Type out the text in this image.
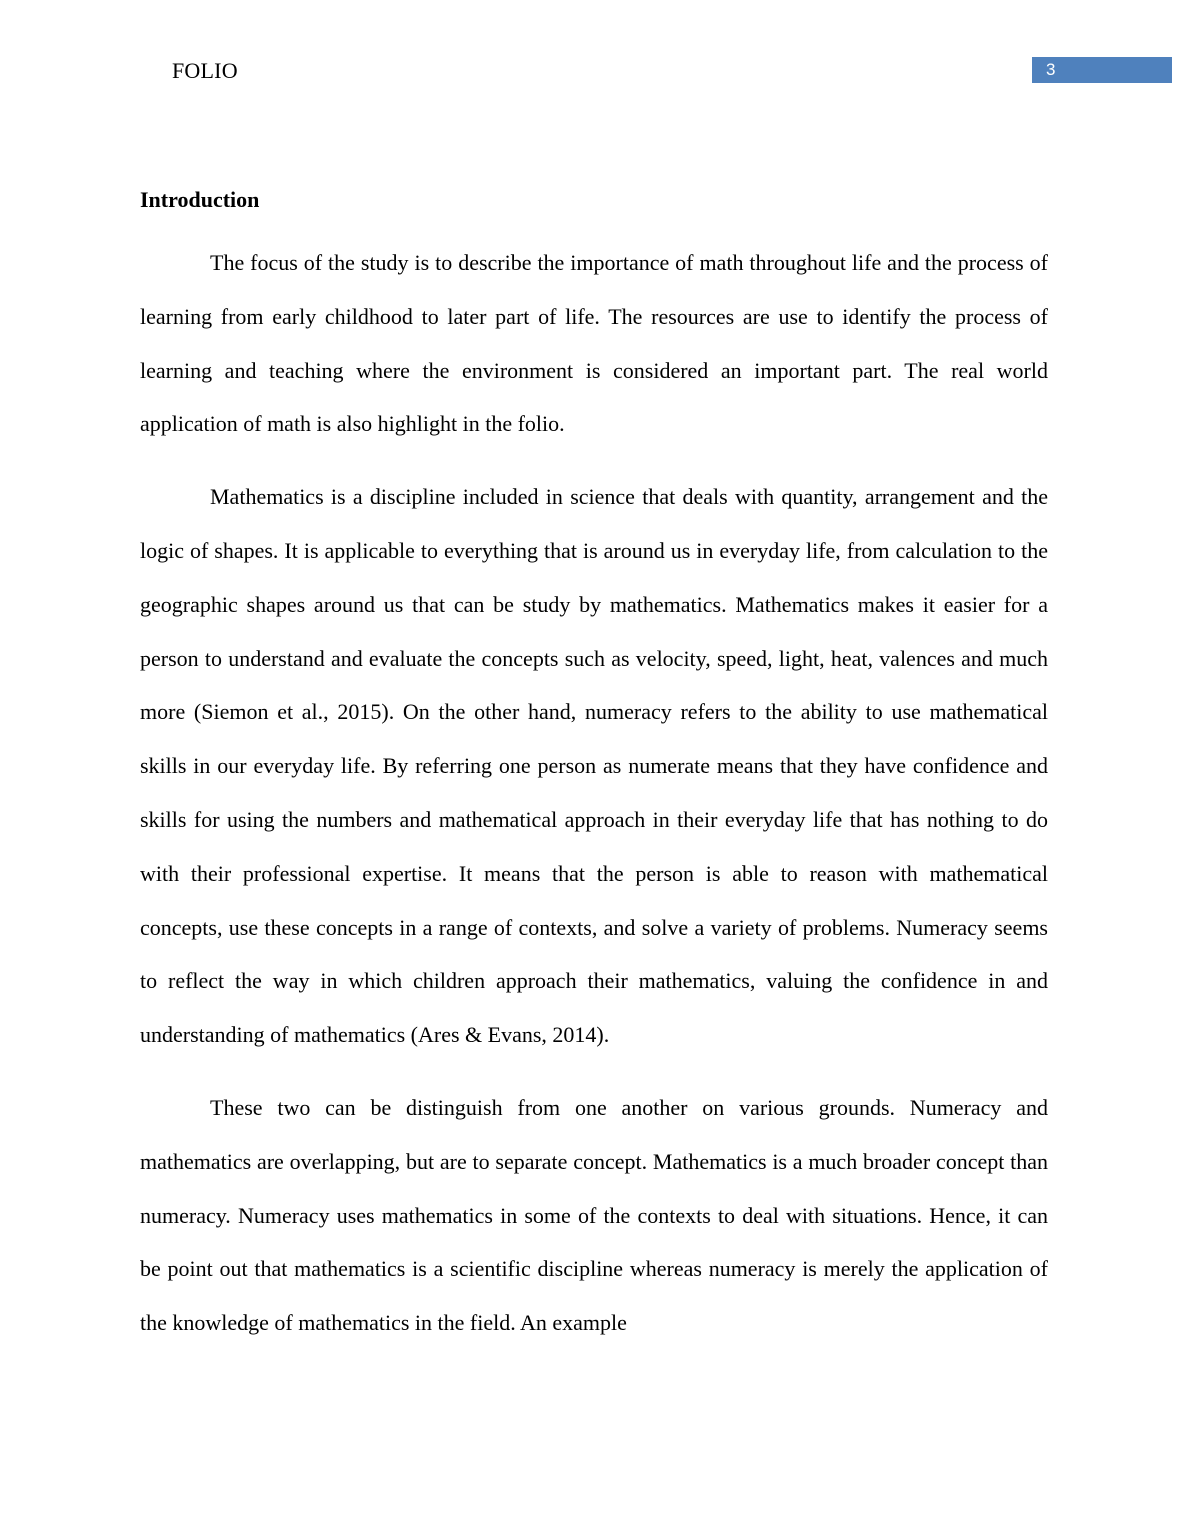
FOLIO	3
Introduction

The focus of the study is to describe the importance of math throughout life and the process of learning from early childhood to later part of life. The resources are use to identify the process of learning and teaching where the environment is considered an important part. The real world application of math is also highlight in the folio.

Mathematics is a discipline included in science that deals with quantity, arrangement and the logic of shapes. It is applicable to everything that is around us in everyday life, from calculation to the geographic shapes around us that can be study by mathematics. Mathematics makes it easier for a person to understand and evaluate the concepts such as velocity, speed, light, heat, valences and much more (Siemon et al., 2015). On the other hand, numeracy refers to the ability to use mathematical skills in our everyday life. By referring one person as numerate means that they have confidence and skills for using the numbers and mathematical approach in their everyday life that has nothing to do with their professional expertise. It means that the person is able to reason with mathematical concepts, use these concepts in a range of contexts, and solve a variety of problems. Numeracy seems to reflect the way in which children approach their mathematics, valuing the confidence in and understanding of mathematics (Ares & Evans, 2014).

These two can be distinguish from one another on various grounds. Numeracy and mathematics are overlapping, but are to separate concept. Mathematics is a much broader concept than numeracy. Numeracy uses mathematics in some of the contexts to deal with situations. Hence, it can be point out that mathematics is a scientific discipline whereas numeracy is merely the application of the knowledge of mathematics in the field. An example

○ ○ ○

**Required task:**
Each record above is to be restated exactly, with its pictures removed from the copy.

**Task output:**
Type out the text in this image.
FOLIO	3
Introduction

The focus of the study is to describe the importance of math throughout life and the process of learning from early childhood to later part of life. The resources are use to identify the process of learning and teaching where the environment is considered an important part. The real world application of math is also highlight in the folio.

Mathematics is a discipline included in science that deals with quantity, arrangement and the logic of shapes. It is applicable to everything that is around us in everyday life, from calculation to the geographic shapes around us that can be study by mathematics. Mathematics makes it easier for a person to understand and evaluate the concepts such as velocity, speed, light, heat, valences and much more (Siemon et al., 2015). On the other hand, numeracy refers to the ability to use mathematical skills in our everyday life. By referring one person as numerate means that they have confidence and skills for using the numbers and mathematical approach in their everyday life that has nothing to do with their professional expertise. It means that the person is able to reason with mathematical concepts, use these concepts in a range of contexts, and solve a variety of problems. Numeracy seems to reflect the way in which children approach their mathematics, valuing the confidence in and understanding of mathematics (Ares & Evans, 2014).

These two can be distinguish from one another on various grounds. Numeracy and mathematics are overlapping, but are to separate concept. Mathematics is a much broader concept than numeracy. Numeracy uses mathematics in some of the contexts to deal with situations. Hence, it can be point out that mathematics is a scientific discipline whereas numeracy is merely the application of the knowledge of mathematics in the field. An example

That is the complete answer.